**ФРАГМЕНТ ТЕКСТА:**
========================================
Такие были годы
Наше полуголодное существование скрашивалось легкомыслием и гордым пренебрежением к сытости — чем меньше было еды, тем больше смеха и песен. Труднее переносилась нехватка одежек и обуток. Как ни крепись, зимою в рваных ботинках плохо, разогреваешься бегом, но на бегу в дыры забивается снег, в помещении снег тает, сидишь с мокрыми ногами, коченеющими от холода, да еще и стыдишься — на полу под ногами лужа… С сентября до мая носила я пальтишко, полученное по ордеру еще в Мурманске, на зиму под него приметывалась ватная стеганка, неумело сооруженная мамой, отчего пальто оттопыривалось на боках, а со временем стало застегиваться с натягом — девчонка подросла! В обиходе у меня была одна юбчонка и две фланелевые блузки — по очереди стираешь, отглаживаешь и надеваешь в институт и на вечеринку, дома и в театр; на каникулах мама сшила мне из своего старого платья черную бархатную блузочку с короткими рукавами (длинные не вышли), в черном бархате я чувствовала себя прямо-таки королевой.
========================================
**ЧТО НУЖНО СДЕЛАТЬ:**
a: Ответьте на вопросы по отрывку о нехватке одежды и обуви.
(i) В каком городе было получено по ордеру пальтишко?
(ii) Сколько фланелевых блузок упомянуто в отрывке?
(iii) Из чего мама сшила черную бархатную блузочку?
b: Продолжите отрывок о нехватке одежды и обуви, начав сразу после его последнего предложения.
Материал здесь никакой роли не играет.

**ЗАПИСАННЫЕ СВЕДЕНИЯ:**
========================================
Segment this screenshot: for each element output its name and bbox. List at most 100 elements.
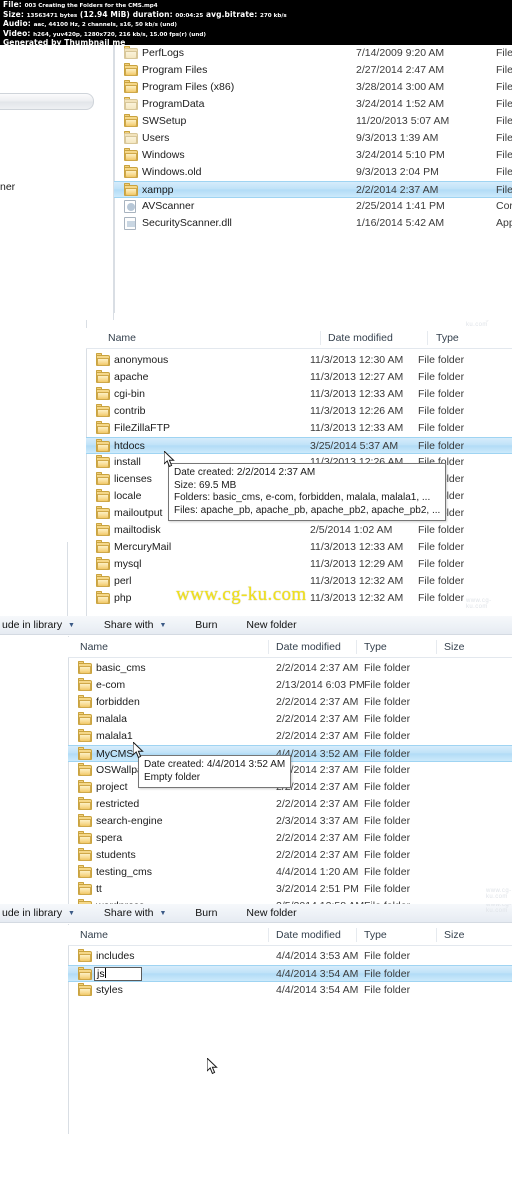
========================================
**СПИСОК ОТВЕТОВ:**
a:
(i) В Мурманске.
(ii) Две.
(iii) Из своего старого платья.

b:
Насколько помню, почти у всех наших студенток и студентов с одеждой было плохо. Мальчишки особенно страдали из-за штанов — протирались, проклятые, на самых заметных местах, так что девочки более умелые, чем я, постоянно штопали их и ставили заплатки, но вокруг на диво прочных заплаток и штопок материя почему-то расползалась еще быстрей.
Мы хохотали, вздыхали, выкраивали из чего придется новые заплатки, искали хотя бы грошовых заработков, но не жаловались и не злились. Нам не требовался учебник политграмоты, чтобы понять, откуда взялись разруха и нищета, — война, развал царской России, страшный натиск белогвардейщины и иностранных интервентов, пытавшихся задушить, задавить, стереть с лица земли новорожденную Советскую республику… все прошло на наших глазах, заполнило наше детство и юность. Мы чувствовали себя победителями — нищими, голодными, но победителями.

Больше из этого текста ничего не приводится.